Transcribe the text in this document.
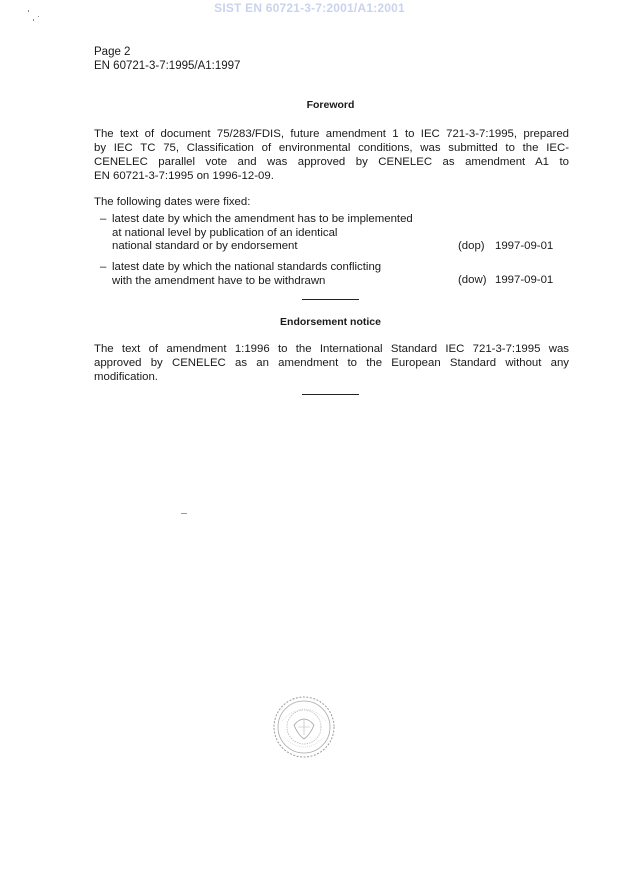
SIST EN 60721-3-7:2001/A1:2001
Page 2
EN 60721-3-7:1995/A1:1997
Foreword
The text of document 75/283/FDIS, future amendment 1 to IEC 721-3-7:1995, prepared
by IEC TC 75, Classification of environmental conditions, was submitted to the IEC-
CENELEC parallel vote and was approved by CENELEC as amendment A1 to
EN 60721-3-7:1995 on 1996-12-09.
The following dates were fixed:
– latest date by which the amendment has to be implemented
at national level by publication of an identical
national standard or by endorsement	(dop) 1997-09-01
– latest date by which the national standards conflicting
with the amendment have to be withdrawn	(dow) 1997-09-01
Endorsement notice
The text of amendment 1:1996 to the International Standard IEC 721-3-7:1995 was
approved by CENELEC as an amendment to the European Standard without any
modification.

◇ ◇ ◇ ◇ ◇ ◇ ◇

## Short problem
Repeat the entries exactly. Pictures are excluded from the copy.

## Answer to this exercise
Transcribe the text in this document.
SIST EN 60721-3-7:2001/A1:2001
Page 2
EN 60721-3-7:1995/A1:1997
Foreword
The text of document 75/283/FDIS, future amendment 1 to IEC 721-3-7:1995, prepared
by IEC TC 75, Classification of environmental conditions, was submitted to the IEC-
CENELEC parallel vote and was approved by CENELEC as amendment A1 to
EN 60721-3-7:1995 on 1996-12-09.
The following dates were fixed:
– latest date by which the amendment has to be implemented
at national level by publication of an identical
national standard or by endorsement	(dop) 1997-09-01
– latest date by which the national standards conflicting
with the amendment have to be withdrawn	(dow) 1997-09-01
Endorsement notice
The text of amendment 1:1996 to the International Standard IEC 721-3-7:1995 was
approved by CENELEC as an amendment to the European Standard without any
modification.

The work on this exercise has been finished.